What is needed>
Wherever the word "Place" appears in a line, extract that line.
___
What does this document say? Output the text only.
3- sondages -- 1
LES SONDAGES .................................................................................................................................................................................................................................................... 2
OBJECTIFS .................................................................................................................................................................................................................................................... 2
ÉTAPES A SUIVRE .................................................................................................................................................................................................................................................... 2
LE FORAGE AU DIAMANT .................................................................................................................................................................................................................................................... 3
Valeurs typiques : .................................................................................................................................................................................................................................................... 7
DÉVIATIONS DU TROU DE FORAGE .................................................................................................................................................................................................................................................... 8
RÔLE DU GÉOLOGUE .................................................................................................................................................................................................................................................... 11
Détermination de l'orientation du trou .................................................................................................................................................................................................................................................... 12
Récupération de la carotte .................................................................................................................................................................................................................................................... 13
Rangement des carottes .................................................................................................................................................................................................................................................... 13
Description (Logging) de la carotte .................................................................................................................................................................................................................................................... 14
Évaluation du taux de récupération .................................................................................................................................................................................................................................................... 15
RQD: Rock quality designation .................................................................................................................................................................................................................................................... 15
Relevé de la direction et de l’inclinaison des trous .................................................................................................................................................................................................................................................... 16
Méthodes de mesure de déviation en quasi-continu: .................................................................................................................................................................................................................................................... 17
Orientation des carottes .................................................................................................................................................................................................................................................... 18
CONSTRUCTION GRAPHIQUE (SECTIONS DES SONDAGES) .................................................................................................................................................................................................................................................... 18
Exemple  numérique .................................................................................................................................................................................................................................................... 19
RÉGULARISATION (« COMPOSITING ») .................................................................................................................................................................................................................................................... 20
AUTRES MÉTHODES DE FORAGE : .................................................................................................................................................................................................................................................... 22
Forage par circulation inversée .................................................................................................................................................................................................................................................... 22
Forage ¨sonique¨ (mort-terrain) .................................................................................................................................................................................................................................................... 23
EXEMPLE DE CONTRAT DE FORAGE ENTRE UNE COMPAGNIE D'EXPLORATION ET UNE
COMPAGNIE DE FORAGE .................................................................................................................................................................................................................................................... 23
___
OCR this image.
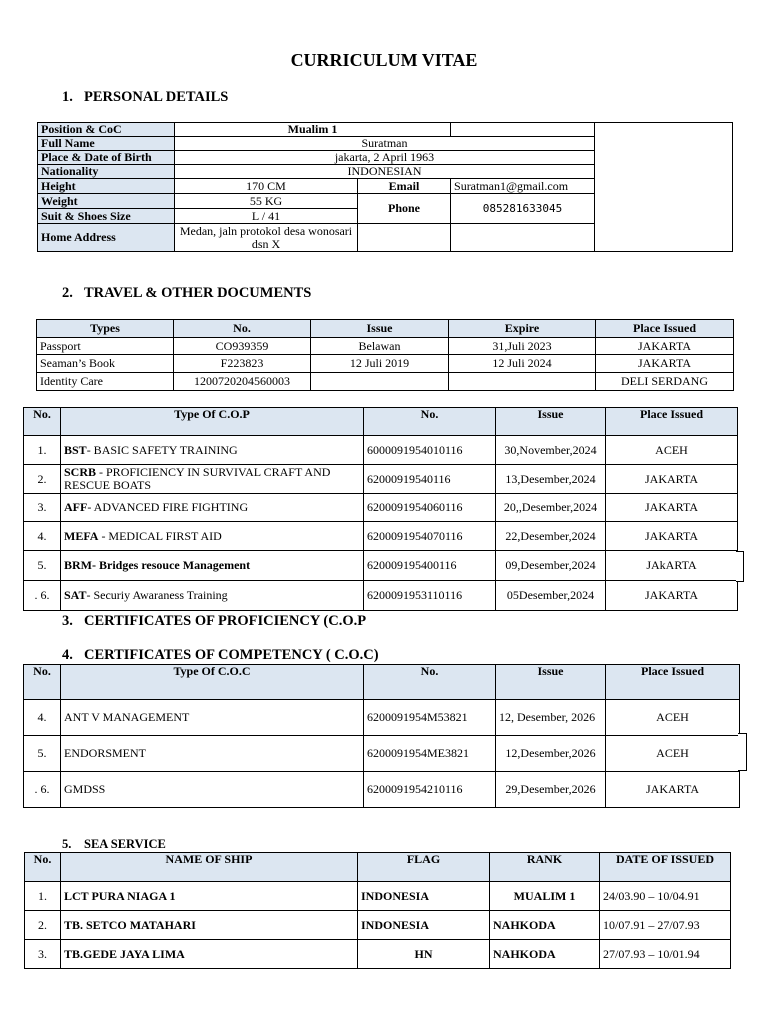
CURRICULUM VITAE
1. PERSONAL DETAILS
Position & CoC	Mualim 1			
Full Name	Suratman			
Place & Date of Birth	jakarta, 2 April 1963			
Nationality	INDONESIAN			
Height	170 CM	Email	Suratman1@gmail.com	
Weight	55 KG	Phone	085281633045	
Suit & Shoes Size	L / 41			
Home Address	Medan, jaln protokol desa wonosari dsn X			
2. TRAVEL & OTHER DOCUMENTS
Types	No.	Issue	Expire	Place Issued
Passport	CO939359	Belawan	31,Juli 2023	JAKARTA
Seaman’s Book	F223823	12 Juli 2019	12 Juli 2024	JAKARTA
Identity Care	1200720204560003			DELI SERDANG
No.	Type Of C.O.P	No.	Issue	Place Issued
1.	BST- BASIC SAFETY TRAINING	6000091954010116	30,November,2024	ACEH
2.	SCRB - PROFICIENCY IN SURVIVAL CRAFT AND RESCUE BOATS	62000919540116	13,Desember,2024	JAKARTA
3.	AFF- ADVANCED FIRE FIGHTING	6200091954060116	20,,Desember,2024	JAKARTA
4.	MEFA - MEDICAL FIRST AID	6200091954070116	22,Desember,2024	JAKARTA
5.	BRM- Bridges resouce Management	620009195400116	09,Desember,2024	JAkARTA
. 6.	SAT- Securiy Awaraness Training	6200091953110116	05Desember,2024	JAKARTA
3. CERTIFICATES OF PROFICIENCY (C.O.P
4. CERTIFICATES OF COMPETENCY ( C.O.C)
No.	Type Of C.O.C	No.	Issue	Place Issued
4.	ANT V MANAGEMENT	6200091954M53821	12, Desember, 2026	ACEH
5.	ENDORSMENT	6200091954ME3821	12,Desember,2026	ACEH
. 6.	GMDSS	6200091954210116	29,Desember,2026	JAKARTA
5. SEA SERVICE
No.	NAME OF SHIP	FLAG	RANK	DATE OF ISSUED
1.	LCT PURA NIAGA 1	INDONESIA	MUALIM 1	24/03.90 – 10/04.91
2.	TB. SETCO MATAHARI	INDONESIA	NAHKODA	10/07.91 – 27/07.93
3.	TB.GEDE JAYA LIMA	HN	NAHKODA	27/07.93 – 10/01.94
___
Worked answer>
Place & Date of Birth	jakarta, 2 April 1963			
Types	No.	Issue	Expire	Place Issued
No.	Type Of C.O.P	No.	Issue	Place Issued
No.	Type Of C.O.C	No.	Issue	Place Issued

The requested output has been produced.